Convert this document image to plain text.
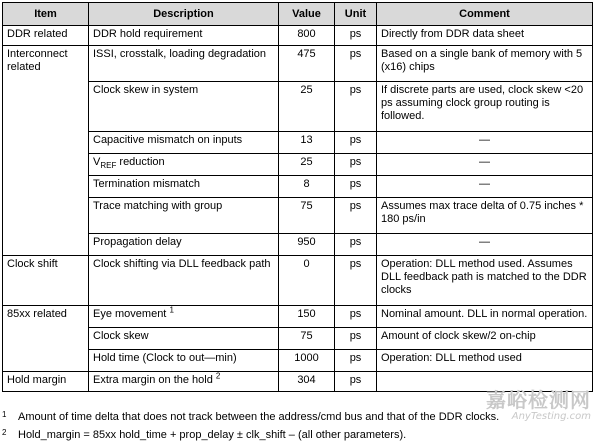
Item	Description	Value	Unit	Comment
DDR related	DDR hold requirement	800	ps	Directly from DDR data sheet
Interconnect related	ISSI, crosstalk, loading degradation	475	ps	Based on a single bank of memory with 5 (x16) chips
	Clock skew in system	25	ps	If discrete parts are used, clock skew <20 ps assuming clock group routing is followed.
	Capacitive mismatch on inputs	13	ps	—
	$V_{REF}$ reduction	25	ps	—
	Termination mismatch	8	ps	—
	Trace matching with group	75	ps	Assumes max trace delta of 0.75 inches * 180 ps/in
	Propagation delay	950	ps	—
Clock shift	Clock shifting via DLL feedback path	0	ps	Operation: DLL method used. Assumes DLL feedback path is matched to the DDR clocks
85xx related	Eye movement $^1$	150	ps	Nominal amount. DLL in normal operation.
	Clock skew	75	ps	Amount of clock skew/2 on-chip
	Hold time (Clock to out—min)	1000	ps	Operation: DLL method used
Hold margin	Extra margin on the hold $^2$	304	ps	
1 Amount of time delta that does not track between the address/cmd bus and that of the DDR clocks.
2 Hold_margin = 85xx hold_time + prop_delay ± clk_shift – (all other parameters).
嘉峪检测网
AnyTesting.com
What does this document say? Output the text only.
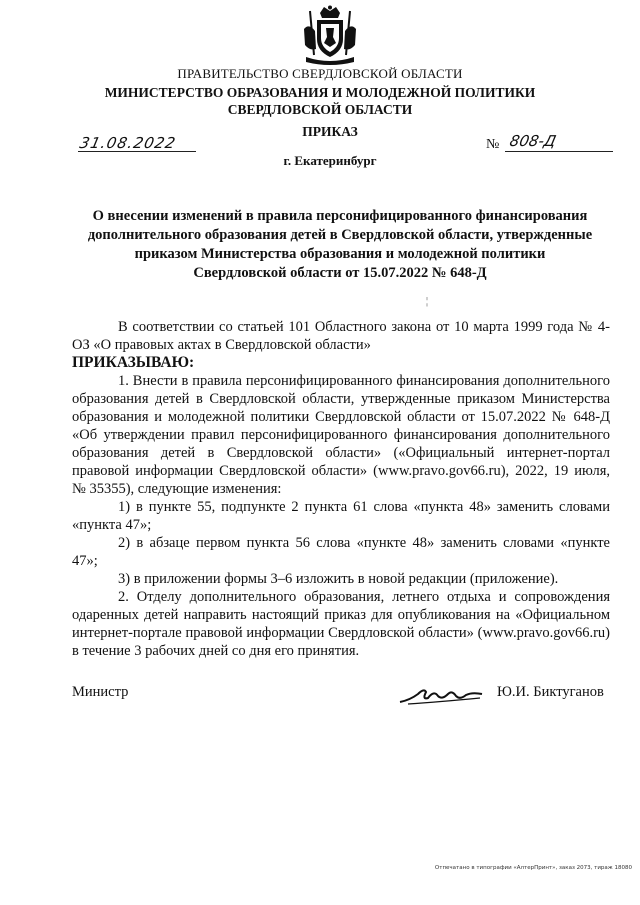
ПРАВИТЕЛЬСТВО СВЕРДЛОВСКОЙ ОБЛАСТИ
МИНИСТЕРСТВО ОБРАЗОВАНИЯ И МОЛОДЕЖНОЙ ПОЛИТИКИ
СВЕРДЛОВСКОЙ ОБЛАСТИ
ПРИКАЗ
31.08.2022	№ 808-Д
г. Екатеринбург
О внесении изменений в правила персонифицированного финансирования
дополнительного образования детей в Свердловской области, утвержденные
приказом Министерства образования и молодежной политики
Свердловской области от 15.07.2022 № 648-Д
¦

В соответствии со статьей 101 Областного закона от 10 марта 1999 года № 4-ОЗ «О правовых актах в Свердловской области»

ПРИКАЗЫВАЮ:

1. Внести в правила персонифицированного финансирования дополнительного образования детей в Свердловской области, утвержденные приказом Министерства образования и молодежной политики Свердловской области от 15.07.2022 № 648-Д «Об утверждении правил персонифицированного финансирования дополнительного образования детей в Свердловской области» («Официальный интернет-портал правовой информации Свердловской области» (www.pravo.gov66.ru), 2022, 19 июля, № 35355), следующие изменения:

1) в пункте 55, подпункте 2 пункта 61 слова «пункта 48» заменить словами «пункта 47»;

2) в абзаце первом пункта 56 слова «пункте 48» заменить словами «пункте 47»;

3) в приложении формы 3–6 изложить в новой редакции (приложение).

2. Отделу дополнительного образования, летнего отдыха и сопровождения одаренных детей направить настоящий приказ для опубликования на «Официальном интернет-портале правовой информации Свердловской области» (www.pravo.gov66.ru) в течение 3 рабочих дней со дня его принятия.

Министр	Ю.И. Биктуганов
Отпечатано в типографии «АлтерПринт», заказ 2073, тираж 18080
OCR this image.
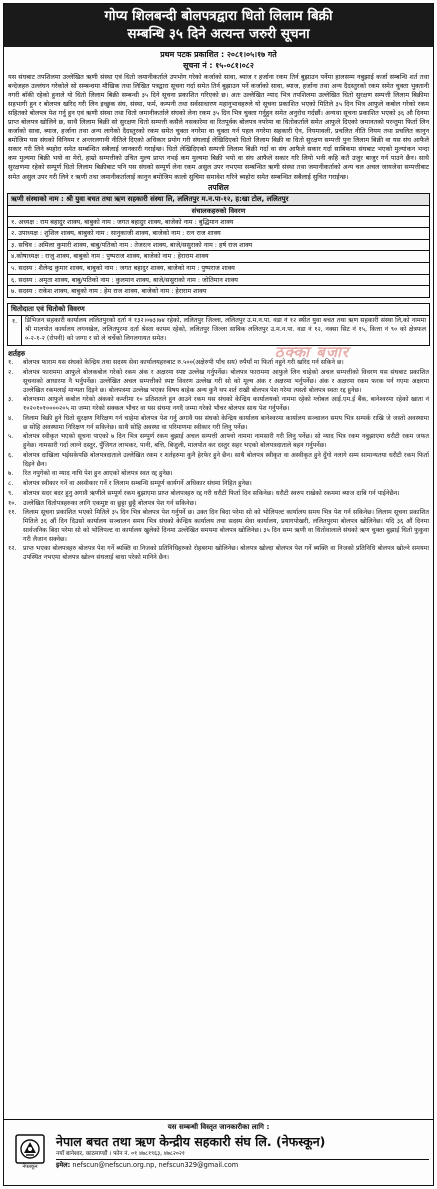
गोप्य शिलबन्दी बोलपत्रद्वारा धितो लिलाम बिक्री
सम्बन्धि ३५ दिने अत्यन्त जरुरी सूचना
प्रथम पटक प्रकाशित : २०८१।०५।१७ गते
सूचना नं : १५-०८१।०८२
यस संघबाट तपशिलमा उल्लेखित ऋणी संस्था एवं धितो जमानीकर्ताले उपभोग गरेको कर्जाको सावा, ब्याज र हर्जाना रकम तिर्न बुझाउन पर्नेमा हालसम्म नबुझाई कर्जा सम्बन्धि शर्त तथा बन्देजहरु उल्लंघन गरेकोले सो सम्बन्धमा मौखिक तथा लिखित पत्रद्वारा सूचना गर्दा समेत तिर्न बुझाउन पर्ने कर्जाको सावा, ब्याज, हर्जाना तथा अन्य दैदस्तुरको रकम समेत चुक्ता भुक्तानी नगरी बाँकी रहेको हुनाले यो धितो लिलाम बिक्री सम्बन्धी ३५ दिने सूचना प्रकाशित गरिएको छ। अतः उल्लेखित म्याद भित्र तपशिलमा उल्लेखित धितो सुरक्षण सम्पत्ती लिलाम बिक्रीमा सहभागी हुन र बोलपत्र खरिद गरी लिन इच्छुक संघ, संस्था, फर्म, कम्पनी तथा सर्वसाधारण महानुभावहरुले यो सूचना प्रकाशित भएको मितिले ३५ दिन भित्र आफुले कबोल गरेको रकम सहितको बोलपत्र पेश गर्नु हुन एवं ऋणी संस्था तथा धितो जमानीकर्ताले संघको लेना रकम ३५ दिन भित्र चुक्ता गर्नुहुन समेत अनुरोध गर्दछौं। अन्यथा सूचना प्रकाशित भएको ३६ औ दिनमा प्राप्त बोलपत्र खोलिने छ, साथै लिलाम बिक्री सो सुरक्षण धितो सम्पत्ती कसैले नसकारेमा वा रितपूर्वक बोलपत्र नपरेमा वा धितोकर्ताले समेत आफुले दिएको जमानतको परन्तुमा फिर्ता लिन कर्जाको सावा, ब्याज, हर्जाना तथा अन्य लागेको दैदस्तुरको रकम समेत चुक्ता नगरेमा वा चुक्ता गर्न पहल नगरेमा सहकारी ऐन, नियमावली, प्रचलित नीति नियम तथा प्रचलित कानुन बमोजिम यस संघको विनियम र अन्तरलगानी नीतिले दिएको अधिकार प्रयोग गरी संघलाई लेखिदिएको धितो लिलाम बिक्री वा धितो सुरक्षण सम्पत्ती पुनः लिलाम बिक्री वा यस संघ आफैले सकार गरी लिने ब्यहोरा समेत सम्बन्धित सबैलाई जानकारी गराईन्छ। धितो लेखिदिएको सम्पत्ती लिलाम बिक्री गर्दा वा संघ आफैले सकार गर्दा साबिकमा संघबाट भएको मुल्यांकन भन्दा कम मुल्यमा बिक्री भयो वा मेरो, हाम्रो सम्पत्तीको उचित मुल्य प्राप्त नभई कम मुल्यमा बिक्री भयो वा संघ आफैले सकार गरि लियो भनी कहि कतै उजुर बाजुर गर्न पाउने छैन। साथै सुरक्षणमा रहेको सम्पूर्ण धितो लिलाम बिक्रीबाट पनि यस संघको सम्पूर्ण लेना रकम असुल उपर नभएमा सम्बन्धित ऋणी संस्था तथा जमानीकर्ताको अन्य चल अचल जायजेथा सम्पत्तीबाट समेत असुल उपर गरी लिने र ऋणी तथा जमानीकर्तालाई कानुन बमोजिम कालो सुचिमा समावेश गरिने ब्यहोरा समेत सम्बन्धित सबैलाई सुचित गराईन्छ।
तपशिल
ऋणी संस्थाको नाम : श्री युवा बचत तथा ऋण सहकारी संस्था लि, ललितपुर म.न.पा-१२, ह:खा टोल, ललितपुर
संचालकहरुको विवरण
१. अध्यक्ष : राम बहादुर शाक्य, बाबुको नाम : जगत बहादुर शाक्य, बाजेको नाम : बुद्धिमान शाक्य
२. उपाध्यक्ष : शुशिल शाक्य, बाबुको नाम : सानुकाजी शाक्य, बाजेको नाम : रत्न राज शाक्य
३. सचिव : अमिला कुमारी शाक्य, बाबु/पतिको नाम : तेजरत्न शाक्य, बाजे/ससुराको नाम : हर्ष राज शाक्य
४.कोषाध्यक्ष : राजु शाक्य, बाबुको नाम : पुष्पराज शाक्य, बाजेको नाम : हेराराम शाक्य
५. सदस्य : शैलेन्द्र कुमार शाक्य, बाबुको नाम : जगत बहादुर शाक्य, बाजेको नाम : पुष्पराज शाक्य
६. सदस्य : अमृता शाक्य, बाबु/पतिको नाम : कुलमान शाक्य, बाजे/ससुराको नाम : जोतिमान शाक्य
७. सदस्य : राकेश शाक्य, बाबुको नाम : हेम राज शाक्य, बाजेको नाम : हेराराम शाक्य
धितोदाता एवं धितोको विवरण
१.	डिभिजन सहकारी कार्यालय ललितपुरको दर्ता नं १३२।०७३।७४ रहेको, ललितपुर जिल्ला, ललितपुर उ.म.न.पा. वडा नं १२ स्थीत युवा बचत तथा ऋण सहकारी संस्था लि,को नाममा श्री मालपोत कार्यालय लगनखेल, ललितपुरमा दर्ता श्रेस्ता कायम रहेको, ललितपुर जिल्ला साबिक ललितपुर उ.म.न.पा. वडा नं १२, नक्सा सिट नं १५, कित्ता नं ९० को क्षेत्रफल ०-२-१-२ (रोपनी) को जग्गा र सो ले चर्चेको लिगलगायत समेत।
ठक्का बजार
शर्तहरु
१.	बोलपत्र फाराम यस संघको केन्द्रिय तथा सदस्य सेवा कार्यालयहरुबाट रु.५००(अक्षेरुपी पाँच सय) रुपैयाँ मा फिर्ता नहुने गरी खरिद गर्न सकिने छ।
२.	बोलपत्र फाराममा आफुले बोलकबोल गरेको रकम अंक र अक्षरमा स्पष्ट उल्लेख गर्नुपर्नेछ। बोलपत्र फाराममा आफुले लिन चाहेको अचल सम्पत्तीको विवरण यस संघबाट प्रकाशित सूचनाको आधारमा नै भर्नुपर्नेछ। उल्लेखित अचल सम्पत्तीको स्पष्ट विवरण उल्लेख गरी सो को मूल्य अंक र अक्षरमा भर्नुपर्नेछ। अंक र अक्षरमा रकम फरक पर्न गएमा अक्षरमा उल्लेखित रकमलाई मान्यता दिइने छ। बोलपत्रमा उल्लेख भएका विषय बाहेक अन्य कुनै थप शर्त राखी बोलपत्र पेश गरेमा त्यस्तो बोलपत्र स्वतः रद्द हुनेछ।
३.	बोलपत्रमा आफुले कबोल गरेको अंकको कम्तीमा १० प्रतिशतले हुन आउने रकम यस संघको केन्द्रिय कार्यालयको नाममा रहेको ग्लोबल आई.एम.ई बैंक, बानेश्वरमा रहेको खाता नं १०२०१०१००००२०५ मा जम्मा गरेको सक्कल भौचर वा यस संघमा नगदै जम्मा गरेको भौचर बोलपत्र साथ पेश गर्नुपर्नेछ।
४.	लिलाम बिक्री हुने धितो सुरक्षण निरिक्षण गर्न चाहेमा बोलपत्र पेश गर्नु अगावै यस संघको केन्द्रिय कार्यालय बानेश्वरमा कार्यालय सञ्चालन समय भित्र सम्पर्क राखि जे जस्तो अवस्थामा छ सोहि अवस्थामा निरिक्षण गर्न सकिनेछ। साथै सोहि अवस्था वा परिमाणमा स्वीकार गरी लिनु पर्नेछ।
५.	बोलपत्र स्वीकृत भएको सूचना पाएको ७ दिन भित्र सम्पुर्ण रकम बुझाई अचल सम्पत्ती आफ्नो नाममा नामसारी गरी लिनु पर्नेछ। सो म्याद भित्र रकम नबुझाएमा धरौटी रकम जफत हुनेछ। नामसारी गर्दा लाग्ने दस्तुर, पुँजिगत लाभकर, पानी, बत्ति, बिजुली, मालपोत कर दस्तुर सहर भएको बोलपत्रदाताले बहन गर्नुपर्नेछ।
६.	बोलपत्र दाखिला भईसकेपछि बोलपत्रदाताले उल्लेखित रकम र शर्तहरुमा कुनै हेरफेर हुने छैन। साथै बोलपत्र स्वीकृत वा अस्वीकृत हुने दुँगो नलागे सम्म सामान्यतया धरौटी रकम फिर्ता दिइने छैन।
७.	रित नपुगेको वा म्याद नाघि पेश हुन आएको बोलपत्र स्वत रद्द हुनेछ।
८.	बोलपत्र स्वीकार गर्ने वा अस्वीकार गर्ने र लिलाम सम्बन्धि सम्पूर्ण कार्यगर्ने अधिकार संघमा निहित हुनेछ।
९.	बोलपत्र सदर बदर हुनु अगावै ऋणीले सम्पूर्ण रकम बुझाएमा प्राप्त बोलपत्रहरु रद्द गरी धरौटी फिर्ता दिन सकिनेछ। धरौटी स्वरुप राखेको रकममा ब्याज दाबि गर्न पाईनेछैन।
१०.	उल्लेखित धितोपत्रहरुका लागि एकमुष्ट वा छुट्टा छुट्टै बोलपत्र पेश गर्न सकिनेछ।
११.	लिलाम सूचना प्रकाशित भएको मितिले ३५ दिन भित्र बोलपत्र पेश गर्नुपर्ने छ। उक्त दिन बिदा परेमा सो को भोलिपल्ट कार्यालय समय भित्र पेश गर्न सकिनेछ। लिलाम सूचना प्रकाशित मितिले ३६ औं दिन दिउसो कार्यालय सञ्चालन समय भित्र संघको केन्द्रिय कार्यालय तथा सदस्य सेवा कार्यालय, प्रयागपोखरी, ललितपुरमा बोलपत्र खोलिनेछ। यदि ३६ औं दिनमा सार्वजनिक बिदा परेमा सो को भोलिपल्ट वा कार्यालय खुलेको दिनमा उल्लेखित समयमा बोलपत्र खोलिनेछ। ३५ दिन सम्म ऋणी वा धितोवालाले संघको ऋण चुक्ता बुझाई धितो फुकुवा गरी लैजान सक्नेछ।
१२.	प्राप्त भएका बोलपत्रहरु बोलपत्र पेश गर्ने ब्यक्ति वा निजको प्रतिनिधिहरुको रोहबरमा खोलिनेछ। बोलपत्र खोल्दा बोलपत्र पेश गर्ने ब्यक्ति वा निजको प्रतिनिधि बोलपत्र खोल्ने समयमा उपस्थित नभएमा बोलपत्र खोल्न संघलाई बाधा परेको मानिने छैन।
यस सम्बन्धी विस्तृत जानकारीका लागि :
नेफस्कून
नेपाल बचत तथा ऋण केन्द्रीय सहकारी संघ लि. (नेफस्कून)
नयाँ बानेश्वर, काठमाण्डौं । फोन नं. ०१ ४७८१९६३, ४७८२०२१
इमेल: nefscun@nefscun.org.np, nefscun329@gmail.com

_Work required_
The required answer is a single number: the count of lines in the entries that hold the string "пункта".

_Result_
2